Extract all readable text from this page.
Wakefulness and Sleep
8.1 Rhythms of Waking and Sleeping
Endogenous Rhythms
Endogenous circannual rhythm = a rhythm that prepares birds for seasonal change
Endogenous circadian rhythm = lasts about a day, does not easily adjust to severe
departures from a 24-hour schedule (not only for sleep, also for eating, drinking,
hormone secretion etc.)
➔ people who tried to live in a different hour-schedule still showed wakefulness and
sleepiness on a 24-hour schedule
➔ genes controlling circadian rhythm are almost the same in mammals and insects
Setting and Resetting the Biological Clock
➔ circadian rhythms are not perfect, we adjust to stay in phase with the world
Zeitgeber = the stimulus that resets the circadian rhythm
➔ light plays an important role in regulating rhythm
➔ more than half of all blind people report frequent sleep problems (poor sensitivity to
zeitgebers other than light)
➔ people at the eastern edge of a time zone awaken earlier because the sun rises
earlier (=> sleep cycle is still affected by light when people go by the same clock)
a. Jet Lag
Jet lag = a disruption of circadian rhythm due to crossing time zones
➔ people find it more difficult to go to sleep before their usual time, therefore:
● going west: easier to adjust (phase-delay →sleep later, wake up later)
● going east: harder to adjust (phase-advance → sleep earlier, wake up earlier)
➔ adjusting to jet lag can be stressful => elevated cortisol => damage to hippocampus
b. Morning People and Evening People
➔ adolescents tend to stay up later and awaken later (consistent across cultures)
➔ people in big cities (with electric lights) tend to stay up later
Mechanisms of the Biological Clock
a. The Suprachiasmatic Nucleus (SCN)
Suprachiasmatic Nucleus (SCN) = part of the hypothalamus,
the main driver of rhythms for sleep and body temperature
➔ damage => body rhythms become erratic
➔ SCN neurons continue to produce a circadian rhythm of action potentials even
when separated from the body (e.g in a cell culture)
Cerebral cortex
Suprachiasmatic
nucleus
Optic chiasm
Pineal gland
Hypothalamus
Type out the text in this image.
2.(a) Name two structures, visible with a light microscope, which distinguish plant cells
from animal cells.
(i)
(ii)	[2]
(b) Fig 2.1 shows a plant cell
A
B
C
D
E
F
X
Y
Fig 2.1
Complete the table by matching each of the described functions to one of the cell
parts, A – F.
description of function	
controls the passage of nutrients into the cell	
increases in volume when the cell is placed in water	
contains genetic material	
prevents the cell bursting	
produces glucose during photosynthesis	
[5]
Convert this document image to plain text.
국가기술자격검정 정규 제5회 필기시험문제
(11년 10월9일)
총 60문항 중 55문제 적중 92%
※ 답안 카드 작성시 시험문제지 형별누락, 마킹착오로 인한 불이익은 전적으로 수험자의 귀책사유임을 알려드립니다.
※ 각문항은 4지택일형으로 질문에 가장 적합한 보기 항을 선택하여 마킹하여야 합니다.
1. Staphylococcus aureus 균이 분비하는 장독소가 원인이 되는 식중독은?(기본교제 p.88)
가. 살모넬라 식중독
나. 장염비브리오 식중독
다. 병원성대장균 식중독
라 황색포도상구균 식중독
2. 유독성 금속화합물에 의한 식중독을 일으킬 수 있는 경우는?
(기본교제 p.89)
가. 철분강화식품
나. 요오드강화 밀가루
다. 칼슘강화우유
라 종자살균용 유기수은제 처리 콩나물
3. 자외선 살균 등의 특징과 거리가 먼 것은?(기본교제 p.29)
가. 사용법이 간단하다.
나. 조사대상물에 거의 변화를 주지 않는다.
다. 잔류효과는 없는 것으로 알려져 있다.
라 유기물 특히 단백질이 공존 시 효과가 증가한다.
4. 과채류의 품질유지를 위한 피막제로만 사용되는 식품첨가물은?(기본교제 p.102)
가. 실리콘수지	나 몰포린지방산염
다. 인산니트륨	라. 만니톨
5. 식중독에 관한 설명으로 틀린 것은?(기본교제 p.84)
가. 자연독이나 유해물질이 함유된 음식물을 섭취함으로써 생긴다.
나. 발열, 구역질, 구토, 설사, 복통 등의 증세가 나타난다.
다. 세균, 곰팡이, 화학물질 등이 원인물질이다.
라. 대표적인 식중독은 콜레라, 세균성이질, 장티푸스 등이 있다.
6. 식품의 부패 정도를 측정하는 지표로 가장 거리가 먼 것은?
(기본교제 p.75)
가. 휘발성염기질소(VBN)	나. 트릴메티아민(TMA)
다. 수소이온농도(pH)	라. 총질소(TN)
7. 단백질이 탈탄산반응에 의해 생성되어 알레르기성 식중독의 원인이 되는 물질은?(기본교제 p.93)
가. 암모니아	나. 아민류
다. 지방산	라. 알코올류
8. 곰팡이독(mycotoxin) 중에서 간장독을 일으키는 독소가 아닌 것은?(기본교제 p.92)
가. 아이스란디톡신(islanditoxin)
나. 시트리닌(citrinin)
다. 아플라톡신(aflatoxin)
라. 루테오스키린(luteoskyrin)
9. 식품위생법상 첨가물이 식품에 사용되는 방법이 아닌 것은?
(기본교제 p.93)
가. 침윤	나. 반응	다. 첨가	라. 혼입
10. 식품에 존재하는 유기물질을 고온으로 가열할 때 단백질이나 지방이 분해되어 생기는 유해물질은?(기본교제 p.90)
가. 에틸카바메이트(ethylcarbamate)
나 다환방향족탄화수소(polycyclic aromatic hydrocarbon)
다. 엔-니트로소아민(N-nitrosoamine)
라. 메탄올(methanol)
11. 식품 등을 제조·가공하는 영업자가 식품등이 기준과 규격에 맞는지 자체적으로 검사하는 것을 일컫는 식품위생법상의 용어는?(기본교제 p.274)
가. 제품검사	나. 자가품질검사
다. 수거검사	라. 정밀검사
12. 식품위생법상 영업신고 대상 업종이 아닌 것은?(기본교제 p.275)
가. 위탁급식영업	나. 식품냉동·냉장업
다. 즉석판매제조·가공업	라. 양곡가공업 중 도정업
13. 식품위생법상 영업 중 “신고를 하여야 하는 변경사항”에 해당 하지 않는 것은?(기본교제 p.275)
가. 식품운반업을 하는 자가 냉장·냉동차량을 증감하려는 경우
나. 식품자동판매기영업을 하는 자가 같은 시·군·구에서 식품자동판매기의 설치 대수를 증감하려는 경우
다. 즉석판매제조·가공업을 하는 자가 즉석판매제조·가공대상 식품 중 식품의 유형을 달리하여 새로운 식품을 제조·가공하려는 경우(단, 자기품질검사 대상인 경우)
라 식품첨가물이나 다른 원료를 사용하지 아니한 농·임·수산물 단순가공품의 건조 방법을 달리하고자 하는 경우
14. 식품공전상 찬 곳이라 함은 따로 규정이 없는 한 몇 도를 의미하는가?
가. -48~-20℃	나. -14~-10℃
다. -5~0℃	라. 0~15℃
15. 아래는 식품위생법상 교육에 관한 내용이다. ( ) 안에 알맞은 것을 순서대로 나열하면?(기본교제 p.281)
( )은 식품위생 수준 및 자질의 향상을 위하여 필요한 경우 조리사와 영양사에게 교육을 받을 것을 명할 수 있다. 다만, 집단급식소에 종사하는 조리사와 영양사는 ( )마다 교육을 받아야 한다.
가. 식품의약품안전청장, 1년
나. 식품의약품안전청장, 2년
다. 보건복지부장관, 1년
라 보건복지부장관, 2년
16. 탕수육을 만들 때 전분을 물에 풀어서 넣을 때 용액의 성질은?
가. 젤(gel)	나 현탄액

---

● **What is needed**:
Please set down all of the data above again, matching it exactly.

● **Output**:
Extract all readable text from this page.
Wakefulness and Sleep
8.1 Rhythms of Waking and Sleeping
Endogenous Rhythms
Endogenous circannual rhythm = a rhythm that prepares birds for seasonal change
Endogenous circadian rhythm = lasts about a day, does not easily adjust to severe
departures from a 24-hour schedule (not only for sleep, also for eating, drinking,
hormone secretion etc.)
➔ people who tried to live in a different hour-schedule still showed wakefulness and
sleepiness on a 24-hour schedule
➔ genes controlling circadian rhythm are almost the same in mammals and insects
Setting and Resetting the Biological Clock
➔ circadian rhythms are not perfect, we adjust to stay in phase with the world
Zeitgeber = the stimulus that resets the circadian rhythm
➔ light plays an important role in regulating rhythm
➔ more than half of all blind people report frequent sleep problems (poor sensitivity to
zeitgebers other than light)
➔ people at the eastern edge of a time zone awaken earlier because the sun rises
earlier (=> sleep cycle is still affected by light when people go by the same clock)
a. Jet Lag
Jet lag = a disruption of circadian rhythm due to crossing time zones
➔ people find it more difficult to go to sleep before their usual time, therefore:
● going west: easier to adjust (phase-delay →sleep later, wake up later)
● going east: harder to adjust (phase-advance → sleep earlier, wake up earlier)
➔ adjusting to jet lag can be stressful => elevated cortisol => damage to hippocampus
b. Morning People and Evening People
➔ adolescents tend to stay up later and awaken later (consistent across cultures)
➔ people in big cities (with electric lights) tend to stay up later
Mechanisms of the Biological Clock
a. The Suprachiasmatic Nucleus (SCN)
Suprachiasmatic Nucleus (SCN) = part of the hypothalamus,
the main driver of rhythms for sleep and body temperature
➔ damage => body rhythms become erratic
➔ SCN neurons continue to produce a circadian rhythm of action potentials even
when separated from the body (e.g in a cell culture)
Cerebral cortex
Suprachiasmatic
nucleus
Optic chiasm
Pineal gland
Hypothalamus
Type out the text in this image.
2.(a) Name two structures, visible with a light microscope, which distinguish plant cells
from animal cells.
(i)
(ii)	[2]
(b) Fig 2.1 shows a plant cell
A
B
C
D
E
F
X
Y
Fig 2.1
Complete the table by matching each of the described functions to one of the cell
parts, A – F.
description of function	
controls the passage of nutrients into the cell	
increases in volume when the cell is placed in water	
contains genetic material	
prevents the cell bursting	
produces glucose during photosynthesis	
[5]
Convert this document image to plain text.
국가기술자격검정 정규 제5회 필기시험문제
(11년 10월9일)
총 60문항 중 55문제 적중 92%
※ 답안 카드 작성시 시험문제지 형별누락, 마킹착오로 인한 불이익은 전적으로 수험자의 귀책사유임을 알려드립니다.
※ 각문항은 4지택일형으로 질문에 가장 적합한 보기 항을 선택하여 마킹하여야 합니다.
1. Staphylococcus aureus 균이 분비하는 장독소가 원인이 되는 식중독은?(기본교제 p.88)
가. 살모넬라 식중독
나. 장염비브리오 식중독
다. 병원성대장균 식중독
라 황색포도상구균 식중독
2. 유독성 금속화합물에 의한 식중독을 일으킬 수 있는 경우는?
(기본교제 p.89)
가. 철분강화식품
나. 요오드강화 밀가루
다. 칼슘강화우유
라 종자살균용 유기수은제 처리 콩나물
3. 자외선 살균 등의 특징과 거리가 먼 것은?(기본교제 p.29)
가. 사용법이 간단하다.
나. 조사대상물에 거의 변화를 주지 않는다.
다. 잔류효과는 없는 것으로 알려져 있다.
라 유기물 특히 단백질이 공존 시 효과가 증가한다.
4. 과채류의 품질유지를 위한 피막제로만 사용되는 식품첨가물은?(기본교제 p.102)
가. 실리콘수지	나 몰포린지방산염
다. 인산니트륨	라. 만니톨
5. 식중독에 관한 설명으로 틀린 것은?(기본교제 p.84)
가. 자연독이나 유해물질이 함유된 음식물을 섭취함으로써 생긴다.
나. 발열, 구역질, 구토, 설사, 복통 등의 증세가 나타난다.
다. 세균, 곰팡이, 화학물질 등이 원인물질이다.
라. 대표적인 식중독은 콜레라, 세균성이질, 장티푸스 등이 있다.
6. 식품의 부패 정도를 측정하는 지표로 가장 거리가 먼 것은?
(기본교제 p.75)
가. 휘발성염기질소(VBN)	나. 트릴메티아민(TMA)
다. 수소이온농도(pH)	라. 총질소(TN)
7. 단백질이 탈탄산반응에 의해 생성되어 알레르기성 식중독의 원인이 되는 물질은?(기본교제 p.93)
가. 암모니아	나. 아민류
다. 지방산	라. 알코올류
8. 곰팡이독(mycotoxin) 중에서 간장독을 일으키는 독소가 아닌 것은?(기본교제 p.92)
가. 아이스란디톡신(islanditoxin)
나. 시트리닌(citrinin)
다. 아플라톡신(aflatoxin)
라. 루테오스키린(luteoskyrin)
9. 식품위생법상 첨가물이 식품에 사용되는 방법이 아닌 것은?
(기본교제 p.93)
가. 침윤	나. 반응	다. 첨가	라. 혼입
10. 식품에 존재하는 유기물질을 고온으로 가열할 때 단백질이나 지방이 분해되어 생기는 유해물질은?(기본교제 p.90)
가. 에틸카바메이트(ethylcarbamate)
나 다환방향족탄화수소(polycyclic aromatic hydrocarbon)
다. 엔-니트로소아민(N-nitrosoamine)
라. 메탄올(methanol)
11. 식품 등을 제조·가공하는 영업자가 식품등이 기준과 규격에 맞는지 자체적으로 검사하는 것을 일컫는 식품위생법상의 용어는?(기본교제 p.274)
가. 제품검사	나. 자가품질검사
다. 수거검사	라. 정밀검사
12. 식품위생법상 영업신고 대상 업종이 아닌 것은?(기본교제 p.275)
가. 위탁급식영업	나. 식품냉동·냉장업
다. 즉석판매제조·가공업	라. 양곡가공업 중 도정업
13. 식품위생법상 영업 중 “신고를 하여야 하는 변경사항”에 해당 하지 않는 것은?(기본교제 p.275)
가. 식품운반업을 하는 자가 냉장·냉동차량을 증감하려는 경우
나. 식품자동판매기영업을 하는 자가 같은 시·군·구에서 식품자동판매기의 설치 대수를 증감하려는 경우
다. 즉석판매제조·가공업을 하는 자가 즉석판매제조·가공대상 식품 중 식품의 유형을 달리하여 새로운 식품을 제조·가공하려는 경우(단, 자기품질검사 대상인 경우)
라 식품첨가물이나 다른 원료를 사용하지 아니한 농·임·수산물 단순가공품의 건조 방법을 달리하고자 하는 경우
14. 식품공전상 찬 곳이라 함은 따로 규정이 없는 한 몇 도를 의미하는가?
가. -48~-20℃	나. -14~-10℃
다. -5~0℃	라. 0~15℃
15. 아래는 식품위생법상 교육에 관한 내용이다. ( ) 안에 알맞은 것을 순서대로 나열하면?(기본교제 p.281)
( )은 식품위생 수준 및 자질의 향상을 위하여 필요한 경우 조리사와 영양사에게 교육을 받을 것을 명할 수 있다. 다만, 집단급식소에 종사하는 조리사와 영양사는 ( )마다 교육을 받아야 한다.
가. 식품의약품안전청장, 1년
나. 식품의약품안전청장, 2년
다. 보건복지부장관, 1년
라 보건복지부장관, 2년
16. 탕수육을 만들 때 전분을 물에 풀어서 넣을 때 용액의 성질은?
가. 젤(gel)	나 현탄액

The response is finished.